**Dataset listings of figures:**
★ ★ ★ ★ ★ ★ ★
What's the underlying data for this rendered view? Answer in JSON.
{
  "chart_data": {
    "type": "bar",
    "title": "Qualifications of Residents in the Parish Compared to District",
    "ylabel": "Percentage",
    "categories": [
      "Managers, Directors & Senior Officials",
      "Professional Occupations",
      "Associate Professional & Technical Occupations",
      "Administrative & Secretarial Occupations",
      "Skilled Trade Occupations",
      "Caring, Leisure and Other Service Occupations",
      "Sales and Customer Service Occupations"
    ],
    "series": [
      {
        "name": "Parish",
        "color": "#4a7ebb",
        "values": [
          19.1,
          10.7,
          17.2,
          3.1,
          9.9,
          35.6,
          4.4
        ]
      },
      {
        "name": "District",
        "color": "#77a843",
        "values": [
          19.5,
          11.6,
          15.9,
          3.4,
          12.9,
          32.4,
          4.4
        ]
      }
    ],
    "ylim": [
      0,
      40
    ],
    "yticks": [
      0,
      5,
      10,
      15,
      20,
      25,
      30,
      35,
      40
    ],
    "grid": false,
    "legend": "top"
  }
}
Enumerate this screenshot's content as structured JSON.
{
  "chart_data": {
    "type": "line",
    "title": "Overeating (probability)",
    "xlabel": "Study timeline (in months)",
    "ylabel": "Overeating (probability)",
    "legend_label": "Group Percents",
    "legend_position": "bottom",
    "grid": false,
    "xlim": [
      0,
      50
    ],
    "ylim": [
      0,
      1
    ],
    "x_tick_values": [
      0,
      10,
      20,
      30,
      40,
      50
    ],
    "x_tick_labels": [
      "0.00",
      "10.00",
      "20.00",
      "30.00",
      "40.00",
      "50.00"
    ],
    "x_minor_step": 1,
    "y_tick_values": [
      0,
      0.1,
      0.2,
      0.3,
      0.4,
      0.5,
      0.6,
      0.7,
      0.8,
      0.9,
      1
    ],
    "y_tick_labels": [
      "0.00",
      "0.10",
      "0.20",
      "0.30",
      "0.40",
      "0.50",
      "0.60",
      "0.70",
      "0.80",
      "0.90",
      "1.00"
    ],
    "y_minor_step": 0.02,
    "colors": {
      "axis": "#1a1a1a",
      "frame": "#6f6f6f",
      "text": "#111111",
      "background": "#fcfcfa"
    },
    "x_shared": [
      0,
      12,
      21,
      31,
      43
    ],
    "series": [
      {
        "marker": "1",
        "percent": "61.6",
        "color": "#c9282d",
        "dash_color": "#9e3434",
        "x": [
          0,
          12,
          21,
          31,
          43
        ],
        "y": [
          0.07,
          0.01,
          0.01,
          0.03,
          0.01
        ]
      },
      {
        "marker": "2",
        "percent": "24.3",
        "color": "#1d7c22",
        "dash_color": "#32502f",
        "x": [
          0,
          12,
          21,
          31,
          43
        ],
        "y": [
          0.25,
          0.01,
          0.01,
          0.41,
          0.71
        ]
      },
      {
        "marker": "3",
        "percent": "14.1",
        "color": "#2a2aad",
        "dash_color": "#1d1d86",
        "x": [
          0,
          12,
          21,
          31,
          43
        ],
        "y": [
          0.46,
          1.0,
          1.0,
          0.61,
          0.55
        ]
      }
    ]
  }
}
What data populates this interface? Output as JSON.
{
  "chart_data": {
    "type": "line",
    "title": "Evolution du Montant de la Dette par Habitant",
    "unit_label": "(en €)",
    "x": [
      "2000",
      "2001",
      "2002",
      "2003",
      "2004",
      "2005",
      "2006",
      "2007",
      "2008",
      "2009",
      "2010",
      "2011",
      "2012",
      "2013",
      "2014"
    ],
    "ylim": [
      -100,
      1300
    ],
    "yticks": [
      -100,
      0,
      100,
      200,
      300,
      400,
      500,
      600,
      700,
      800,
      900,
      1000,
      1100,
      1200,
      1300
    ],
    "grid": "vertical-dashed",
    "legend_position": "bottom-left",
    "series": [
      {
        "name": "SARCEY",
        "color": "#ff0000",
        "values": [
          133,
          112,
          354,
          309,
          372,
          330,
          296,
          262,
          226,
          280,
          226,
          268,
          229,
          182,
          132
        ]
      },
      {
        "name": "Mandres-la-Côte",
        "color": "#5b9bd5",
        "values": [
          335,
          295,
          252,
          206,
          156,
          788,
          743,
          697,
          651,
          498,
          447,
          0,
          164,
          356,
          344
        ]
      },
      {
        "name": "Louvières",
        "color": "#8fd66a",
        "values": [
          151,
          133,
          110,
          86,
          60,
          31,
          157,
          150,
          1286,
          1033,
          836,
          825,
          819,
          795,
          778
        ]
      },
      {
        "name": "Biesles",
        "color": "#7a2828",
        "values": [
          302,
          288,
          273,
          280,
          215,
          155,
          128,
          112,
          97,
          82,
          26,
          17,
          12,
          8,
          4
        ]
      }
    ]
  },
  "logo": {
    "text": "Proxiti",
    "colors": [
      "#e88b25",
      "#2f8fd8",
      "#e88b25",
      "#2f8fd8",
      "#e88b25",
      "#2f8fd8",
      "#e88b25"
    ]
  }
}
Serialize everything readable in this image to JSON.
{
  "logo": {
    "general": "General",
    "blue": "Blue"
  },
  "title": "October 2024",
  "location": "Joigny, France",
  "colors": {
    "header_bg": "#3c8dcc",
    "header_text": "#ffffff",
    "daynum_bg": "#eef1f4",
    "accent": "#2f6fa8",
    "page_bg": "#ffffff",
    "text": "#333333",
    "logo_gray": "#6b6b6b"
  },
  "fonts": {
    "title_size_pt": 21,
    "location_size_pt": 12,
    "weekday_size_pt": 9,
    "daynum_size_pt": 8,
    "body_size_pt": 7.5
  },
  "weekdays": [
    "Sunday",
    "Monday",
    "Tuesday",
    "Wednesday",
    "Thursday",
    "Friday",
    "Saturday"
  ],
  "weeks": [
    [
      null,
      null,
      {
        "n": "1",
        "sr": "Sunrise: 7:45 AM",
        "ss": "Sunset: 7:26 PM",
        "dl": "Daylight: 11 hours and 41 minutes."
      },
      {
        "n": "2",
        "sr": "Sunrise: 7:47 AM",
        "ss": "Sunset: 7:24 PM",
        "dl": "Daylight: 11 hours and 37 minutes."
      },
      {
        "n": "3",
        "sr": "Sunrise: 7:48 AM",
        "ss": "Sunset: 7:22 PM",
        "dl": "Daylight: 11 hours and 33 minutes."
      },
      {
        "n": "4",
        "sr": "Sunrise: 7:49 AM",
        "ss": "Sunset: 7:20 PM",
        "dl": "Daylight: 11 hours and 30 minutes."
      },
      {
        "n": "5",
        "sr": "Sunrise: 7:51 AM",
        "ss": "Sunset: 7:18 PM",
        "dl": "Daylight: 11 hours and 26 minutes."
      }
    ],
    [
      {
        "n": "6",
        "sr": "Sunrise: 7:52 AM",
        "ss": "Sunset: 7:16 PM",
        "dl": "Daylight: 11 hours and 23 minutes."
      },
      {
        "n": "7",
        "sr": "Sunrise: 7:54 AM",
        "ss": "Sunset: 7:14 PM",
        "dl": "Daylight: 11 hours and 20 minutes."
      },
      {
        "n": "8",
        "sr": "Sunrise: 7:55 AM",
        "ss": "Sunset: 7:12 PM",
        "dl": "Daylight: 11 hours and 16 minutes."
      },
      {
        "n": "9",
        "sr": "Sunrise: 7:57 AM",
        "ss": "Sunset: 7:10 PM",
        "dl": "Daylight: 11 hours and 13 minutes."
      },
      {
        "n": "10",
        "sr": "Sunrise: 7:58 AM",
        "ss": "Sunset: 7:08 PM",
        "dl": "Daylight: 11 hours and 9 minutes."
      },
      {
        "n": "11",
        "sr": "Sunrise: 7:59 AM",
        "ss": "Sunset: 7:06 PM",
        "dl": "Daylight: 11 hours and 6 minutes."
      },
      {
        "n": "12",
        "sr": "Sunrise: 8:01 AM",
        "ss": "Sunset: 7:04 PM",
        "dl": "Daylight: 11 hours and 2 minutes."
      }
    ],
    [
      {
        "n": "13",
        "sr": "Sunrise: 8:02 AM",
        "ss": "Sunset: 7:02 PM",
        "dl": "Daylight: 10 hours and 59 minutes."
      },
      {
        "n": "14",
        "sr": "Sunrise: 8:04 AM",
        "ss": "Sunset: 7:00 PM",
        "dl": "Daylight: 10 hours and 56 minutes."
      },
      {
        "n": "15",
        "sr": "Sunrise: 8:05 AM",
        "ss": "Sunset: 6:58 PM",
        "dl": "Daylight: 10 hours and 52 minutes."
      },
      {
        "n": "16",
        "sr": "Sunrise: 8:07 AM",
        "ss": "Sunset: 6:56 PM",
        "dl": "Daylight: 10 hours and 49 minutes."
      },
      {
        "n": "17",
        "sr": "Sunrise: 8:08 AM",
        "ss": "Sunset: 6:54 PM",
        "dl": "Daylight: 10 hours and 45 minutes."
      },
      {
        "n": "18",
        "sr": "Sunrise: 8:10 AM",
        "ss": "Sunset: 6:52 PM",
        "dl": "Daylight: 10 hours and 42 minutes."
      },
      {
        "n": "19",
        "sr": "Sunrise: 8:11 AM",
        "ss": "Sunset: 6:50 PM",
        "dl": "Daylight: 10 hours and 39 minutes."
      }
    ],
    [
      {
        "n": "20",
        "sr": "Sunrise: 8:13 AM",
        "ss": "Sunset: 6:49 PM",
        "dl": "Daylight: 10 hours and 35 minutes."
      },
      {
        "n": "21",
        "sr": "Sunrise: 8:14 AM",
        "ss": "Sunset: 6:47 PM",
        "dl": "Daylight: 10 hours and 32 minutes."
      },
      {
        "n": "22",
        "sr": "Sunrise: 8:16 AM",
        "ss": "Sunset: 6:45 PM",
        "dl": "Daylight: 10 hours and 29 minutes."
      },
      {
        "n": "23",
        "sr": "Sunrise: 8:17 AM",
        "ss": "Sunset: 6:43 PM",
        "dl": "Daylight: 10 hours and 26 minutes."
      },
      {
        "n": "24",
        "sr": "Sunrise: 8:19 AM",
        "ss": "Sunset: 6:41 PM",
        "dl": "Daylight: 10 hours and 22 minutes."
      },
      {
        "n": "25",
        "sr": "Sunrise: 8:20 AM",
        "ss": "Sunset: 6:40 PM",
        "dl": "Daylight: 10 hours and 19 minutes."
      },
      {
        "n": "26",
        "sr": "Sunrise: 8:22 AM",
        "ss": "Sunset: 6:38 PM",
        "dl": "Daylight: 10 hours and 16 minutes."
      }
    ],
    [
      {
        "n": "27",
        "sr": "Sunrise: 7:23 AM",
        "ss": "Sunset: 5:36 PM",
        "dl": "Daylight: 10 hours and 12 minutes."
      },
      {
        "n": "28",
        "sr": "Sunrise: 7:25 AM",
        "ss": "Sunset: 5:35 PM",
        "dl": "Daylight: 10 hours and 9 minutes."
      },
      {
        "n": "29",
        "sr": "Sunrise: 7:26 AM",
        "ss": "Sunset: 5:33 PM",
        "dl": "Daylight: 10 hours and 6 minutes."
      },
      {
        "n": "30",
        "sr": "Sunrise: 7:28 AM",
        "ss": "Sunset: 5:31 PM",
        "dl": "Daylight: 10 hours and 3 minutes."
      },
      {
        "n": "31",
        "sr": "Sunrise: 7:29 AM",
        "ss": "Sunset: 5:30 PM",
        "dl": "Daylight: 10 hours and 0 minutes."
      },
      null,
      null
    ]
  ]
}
★ ★ ★ ★ ★ ★ ★
**WHAT THE TASK ASKS:** Search the records for the string "Occupations" and return every line in which it occurs.

**EXERCISE RESPONSE:**
      "Professional Occupations",
      "Associate Professional & Technical Occupations",
      "Administrative & Secretarial Occupations",
      "Skilled Trade Occupations",
      "Caring, Leisure and Other Service Occupations",
      "Sales and Customer Service Occupations"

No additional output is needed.